Reproduce every line of the items below word for word, leaving nothing out.

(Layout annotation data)
■ ■ ■ ■
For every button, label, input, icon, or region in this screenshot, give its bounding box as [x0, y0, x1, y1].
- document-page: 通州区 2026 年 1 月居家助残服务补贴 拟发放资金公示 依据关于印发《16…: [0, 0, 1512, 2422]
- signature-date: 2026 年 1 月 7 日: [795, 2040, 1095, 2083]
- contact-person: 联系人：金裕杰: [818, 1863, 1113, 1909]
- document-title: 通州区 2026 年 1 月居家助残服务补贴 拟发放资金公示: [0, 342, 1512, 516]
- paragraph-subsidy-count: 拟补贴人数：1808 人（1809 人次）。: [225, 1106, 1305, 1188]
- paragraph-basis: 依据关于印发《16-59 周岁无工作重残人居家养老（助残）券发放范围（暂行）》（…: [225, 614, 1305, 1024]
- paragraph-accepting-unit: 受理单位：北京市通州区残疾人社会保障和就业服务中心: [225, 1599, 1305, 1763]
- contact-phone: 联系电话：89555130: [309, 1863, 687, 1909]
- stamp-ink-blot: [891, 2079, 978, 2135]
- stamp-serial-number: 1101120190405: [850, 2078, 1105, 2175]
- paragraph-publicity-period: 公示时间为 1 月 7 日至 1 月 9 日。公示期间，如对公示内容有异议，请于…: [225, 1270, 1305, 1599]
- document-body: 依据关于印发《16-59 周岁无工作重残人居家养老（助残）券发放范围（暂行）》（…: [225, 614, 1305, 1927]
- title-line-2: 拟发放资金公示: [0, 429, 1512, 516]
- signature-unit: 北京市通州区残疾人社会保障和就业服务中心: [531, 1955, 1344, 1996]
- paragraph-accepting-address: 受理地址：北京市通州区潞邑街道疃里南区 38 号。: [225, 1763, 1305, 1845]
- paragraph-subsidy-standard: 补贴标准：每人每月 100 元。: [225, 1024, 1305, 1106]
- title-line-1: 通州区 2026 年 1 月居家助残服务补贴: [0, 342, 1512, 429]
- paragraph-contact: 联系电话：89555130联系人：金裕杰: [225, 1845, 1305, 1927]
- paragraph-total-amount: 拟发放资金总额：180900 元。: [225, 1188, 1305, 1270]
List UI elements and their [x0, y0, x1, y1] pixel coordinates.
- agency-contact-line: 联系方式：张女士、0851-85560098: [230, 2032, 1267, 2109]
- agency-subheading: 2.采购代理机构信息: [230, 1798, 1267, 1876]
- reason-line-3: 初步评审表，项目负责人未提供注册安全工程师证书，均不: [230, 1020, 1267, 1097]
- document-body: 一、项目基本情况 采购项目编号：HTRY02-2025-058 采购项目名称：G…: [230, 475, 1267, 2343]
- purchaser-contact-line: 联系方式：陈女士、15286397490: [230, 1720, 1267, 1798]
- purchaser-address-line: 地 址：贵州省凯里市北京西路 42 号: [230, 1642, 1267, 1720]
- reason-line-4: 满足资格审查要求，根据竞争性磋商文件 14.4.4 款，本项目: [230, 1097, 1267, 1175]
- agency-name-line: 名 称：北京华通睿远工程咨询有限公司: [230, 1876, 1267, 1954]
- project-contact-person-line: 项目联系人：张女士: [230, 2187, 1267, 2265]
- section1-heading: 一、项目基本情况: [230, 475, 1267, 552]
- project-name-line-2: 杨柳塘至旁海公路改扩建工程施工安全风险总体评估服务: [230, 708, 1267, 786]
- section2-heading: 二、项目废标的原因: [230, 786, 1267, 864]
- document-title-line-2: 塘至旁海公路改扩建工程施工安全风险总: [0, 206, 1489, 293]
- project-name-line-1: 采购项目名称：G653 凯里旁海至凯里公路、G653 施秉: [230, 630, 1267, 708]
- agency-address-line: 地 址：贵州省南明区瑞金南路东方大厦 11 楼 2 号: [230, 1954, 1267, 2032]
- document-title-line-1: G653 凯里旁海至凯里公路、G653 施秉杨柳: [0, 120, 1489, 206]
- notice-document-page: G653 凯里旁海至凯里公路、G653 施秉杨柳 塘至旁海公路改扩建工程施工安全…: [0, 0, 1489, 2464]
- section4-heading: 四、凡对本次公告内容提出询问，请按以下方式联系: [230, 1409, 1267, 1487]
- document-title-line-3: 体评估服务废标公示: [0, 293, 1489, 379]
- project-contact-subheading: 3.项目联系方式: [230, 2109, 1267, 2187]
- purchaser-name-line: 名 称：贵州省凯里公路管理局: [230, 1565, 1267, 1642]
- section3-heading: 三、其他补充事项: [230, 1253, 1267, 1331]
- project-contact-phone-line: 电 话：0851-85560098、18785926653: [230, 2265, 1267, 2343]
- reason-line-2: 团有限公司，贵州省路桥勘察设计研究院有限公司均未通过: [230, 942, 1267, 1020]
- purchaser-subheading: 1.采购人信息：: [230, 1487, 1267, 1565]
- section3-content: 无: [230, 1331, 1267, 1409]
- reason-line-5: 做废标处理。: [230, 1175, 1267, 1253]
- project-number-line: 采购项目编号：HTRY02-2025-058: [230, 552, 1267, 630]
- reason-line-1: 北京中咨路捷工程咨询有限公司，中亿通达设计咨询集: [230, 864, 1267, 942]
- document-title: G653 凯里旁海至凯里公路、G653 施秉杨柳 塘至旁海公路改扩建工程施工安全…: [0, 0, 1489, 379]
■ ■ ■ ■
Response >>
For every button, label, input, icon, or region in this screenshot, give its bounding box as [x0, y0, x1, y1].
- document-page: 通州区 2026 年 1 月居家助残服务补贴 拟发放资金公示 依据关于印发《16…: [0, 0, 1512, 2422]
- signature-date: 2026 年 1 月 7 日: [795, 2040, 1095, 2083]
- contact-person: 联系人：金裕杰: [818, 1863, 1113, 1909]
- document-title: 通州区 2026 年 1 月居家助残服务补贴 拟发放资金公示: [0, 342, 1512, 516]
- paragraph-subsidy-count: 拟补贴人数：1808 人（1809 人次）。: [225, 1106, 1305, 1188]
- paragraph-basis: 依据关于印发《16-59 周岁无工作重残人居家养老（助残）券发放范围（暂行）》（…: [225, 614, 1305, 1024]
- paragraph-accepting-unit: 受理单位：北京市通州区残疾人社会保障和就业服务中心: [225, 1599, 1305, 1763]
- contact-phone: 联系电话：89555130: [309, 1863, 687, 1909]
- stamp-ink-blot: [891, 2079, 978, 2135]
- stamp-serial-number: 1101120190405: [850, 2078, 1105, 2175]
- paragraph-publicity-period: 公示时间为 1 月 7 日至 1 月 9 日。公示期间，如对公示内容有异议，请于…: [225, 1270, 1305, 1599]
- document-body: 依据关于印发《16-59 周岁无工作重残人居家养老（助残）券发放范围（暂行）》（…: [225, 614, 1305, 1927]
- title-line-2: 拟发放资金公示: [0, 429, 1512, 516]
- signature-unit: 北京市通州区残疾人社会保障和就业服务中心: [531, 1955, 1344, 1996]
- paragraph-accepting-address: 受理地址：北京市通州区潞邑街道疃里南区 38 号。: [225, 1763, 1305, 1845]
- paragraph-subsidy-standard: 补贴标准：每人每月 100 元。: [225, 1024, 1305, 1106]
- title-line-1: 通州区 2026 年 1 月居家助残服务补贴: [0, 342, 1512, 429]
- paragraph-contact: 联系电话：89555130联系人：金裕杰: [225, 1845, 1305, 1927]
- paragraph-total-amount: 拟发放资金总额：180900 元。: [225, 1188, 1305, 1270]
List UI elements and their [x0, y0, x1, y1] pixel coordinates.
- agency-contact-line: 联系方式：张女士、0851-85560098: [230, 2032, 1267, 2109]
- agency-subheading: 2.采购代理机构信息: [230, 1798, 1267, 1876]
- reason-line-3: 初步评审表，项目负责人未提供注册安全工程师证书，均不: [230, 1020, 1267, 1097]
- document-body: 一、项目基本情况 采购项目编号：HTRY02-2025-058 采购项目名称：G…: [230, 475, 1267, 2343]
- purchaser-contact-line: 联系方式：陈女士、15286397490: [230, 1720, 1267, 1798]
- purchaser-address-line: 地 址：贵州省凯里市北京西路 42 号: [230, 1642, 1267, 1720]
- reason-line-4: 满足资格审查要求，根据竞争性磋商文件 14.4.4 款，本项目: [230, 1097, 1267, 1175]
- agency-name-line: 名 称：北京华通睿远工程咨询有限公司: [230, 1876, 1267, 1954]
- project-contact-person-line: 项目联系人：张女士: [230, 2187, 1267, 2265]
- section1-heading: 一、项目基本情况: [230, 475, 1267, 552]
- project-name-line-2: 杨柳塘至旁海公路改扩建工程施工安全风险总体评估服务: [230, 708, 1267, 786]
- section2-heading: 二、项目废标的原因: [230, 786, 1267, 864]
- document-title-line-2: 塘至旁海公路改扩建工程施工安全风险总: [0, 206, 1489, 293]
- project-name-line-1: 采购项目名称：G653 凯里旁海至凯里公路、G653 施秉: [230, 630, 1267, 708]
- agency-address-line: 地 址：贵州省南明区瑞金南路东方大厦 11 楼 2 号: [230, 1954, 1267, 2032]
- document-title-line-1: G653 凯里旁海至凯里公路、G653 施秉杨柳: [0, 120, 1489, 206]
- notice-document-page: G653 凯里旁海至凯里公路、G653 施秉杨柳 塘至旁海公路改扩建工程施工安全…: [0, 0, 1489, 2464]
- section4-heading: 四、凡对本次公告内容提出询问，请按以下方式联系: [230, 1409, 1267, 1487]
- document-title-line-3: 体评估服务废标公示: [0, 293, 1489, 379]
- project-contact-subheading: 3.项目联系方式: [230, 2109, 1267, 2187]
- purchaser-name-line: 名 称：贵州省凯里公路管理局: [230, 1565, 1267, 1642]
- section3-heading: 三、其他补充事项: [230, 1253, 1267, 1331]
- project-contact-phone-line: 电 话：0851-85560098、18785926653: [230, 2265, 1267, 2343]
- reason-line-2: 团有限公司，贵州省路桥勘察设计研究院有限公司均未通过: [230, 942, 1267, 1020]
- purchaser-subheading: 1.采购人信息：: [230, 1487, 1267, 1565]
- section3-content: 无: [230, 1331, 1267, 1409]
- reason-line-5: 做废标处理。: [230, 1175, 1267, 1253]
- project-number-line: 采购项目编号：HTRY02-2025-058: [230, 552, 1267, 630]
- reason-line-1: 北京中咨路捷工程咨询有限公司，中亿通达设计咨询集: [230, 864, 1267, 942]
- document-title: G653 凯里旁海至凯里公路、G653 施秉杨柳 塘至旁海公路改扩建工程施工安全…: [0, 0, 1489, 379]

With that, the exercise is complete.